## DATASET RECORDS
------------------------------------------------------------

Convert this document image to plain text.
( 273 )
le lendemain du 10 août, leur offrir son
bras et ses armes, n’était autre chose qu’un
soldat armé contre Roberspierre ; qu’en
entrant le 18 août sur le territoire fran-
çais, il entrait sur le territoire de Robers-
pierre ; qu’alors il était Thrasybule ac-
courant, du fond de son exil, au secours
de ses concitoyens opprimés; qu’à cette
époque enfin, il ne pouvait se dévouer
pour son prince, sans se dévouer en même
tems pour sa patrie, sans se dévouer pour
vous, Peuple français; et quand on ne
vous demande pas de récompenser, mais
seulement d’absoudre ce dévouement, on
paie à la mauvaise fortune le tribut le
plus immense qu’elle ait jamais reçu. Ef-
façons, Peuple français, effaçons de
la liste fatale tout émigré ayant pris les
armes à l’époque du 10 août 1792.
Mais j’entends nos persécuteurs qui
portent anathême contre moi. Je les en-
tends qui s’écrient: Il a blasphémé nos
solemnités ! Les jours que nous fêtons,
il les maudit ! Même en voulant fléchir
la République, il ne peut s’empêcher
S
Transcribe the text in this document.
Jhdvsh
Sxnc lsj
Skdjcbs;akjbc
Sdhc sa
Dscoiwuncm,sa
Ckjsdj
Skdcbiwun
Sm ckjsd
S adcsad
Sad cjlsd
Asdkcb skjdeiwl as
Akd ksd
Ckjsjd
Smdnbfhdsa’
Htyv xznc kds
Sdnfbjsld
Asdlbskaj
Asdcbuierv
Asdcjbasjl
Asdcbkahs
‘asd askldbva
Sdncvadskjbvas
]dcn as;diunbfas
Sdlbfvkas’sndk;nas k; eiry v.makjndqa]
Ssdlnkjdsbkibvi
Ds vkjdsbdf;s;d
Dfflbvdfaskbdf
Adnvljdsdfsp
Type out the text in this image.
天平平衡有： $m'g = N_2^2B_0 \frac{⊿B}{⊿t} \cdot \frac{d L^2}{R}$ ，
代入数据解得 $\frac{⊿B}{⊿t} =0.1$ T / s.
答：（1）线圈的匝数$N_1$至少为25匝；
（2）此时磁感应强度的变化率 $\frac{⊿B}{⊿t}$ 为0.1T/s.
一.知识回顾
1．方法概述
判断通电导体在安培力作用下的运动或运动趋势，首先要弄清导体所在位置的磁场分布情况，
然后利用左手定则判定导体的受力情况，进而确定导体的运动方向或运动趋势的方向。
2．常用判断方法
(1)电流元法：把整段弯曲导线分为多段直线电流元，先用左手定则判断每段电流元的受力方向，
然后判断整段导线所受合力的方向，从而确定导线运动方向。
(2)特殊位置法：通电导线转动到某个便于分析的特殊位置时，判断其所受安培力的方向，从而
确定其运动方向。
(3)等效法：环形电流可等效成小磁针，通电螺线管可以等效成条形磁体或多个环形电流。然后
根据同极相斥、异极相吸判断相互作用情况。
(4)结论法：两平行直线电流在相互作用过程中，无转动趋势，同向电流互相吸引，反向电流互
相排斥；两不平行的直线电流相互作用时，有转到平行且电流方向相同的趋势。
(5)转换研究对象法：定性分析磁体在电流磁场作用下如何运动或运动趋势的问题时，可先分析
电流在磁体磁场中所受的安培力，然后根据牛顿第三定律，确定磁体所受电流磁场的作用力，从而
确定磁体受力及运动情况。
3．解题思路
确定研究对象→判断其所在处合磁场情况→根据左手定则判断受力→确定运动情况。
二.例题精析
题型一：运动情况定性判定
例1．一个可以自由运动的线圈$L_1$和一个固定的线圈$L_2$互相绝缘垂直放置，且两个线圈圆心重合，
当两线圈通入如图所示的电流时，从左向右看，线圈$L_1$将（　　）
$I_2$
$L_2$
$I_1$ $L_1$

------------------------------------------------------------

## WRITTEN TASK
For the string "frac", count the lines of the entries above that include it; answer with the number only.

## ANSWER FOR THIS EXERCISE
3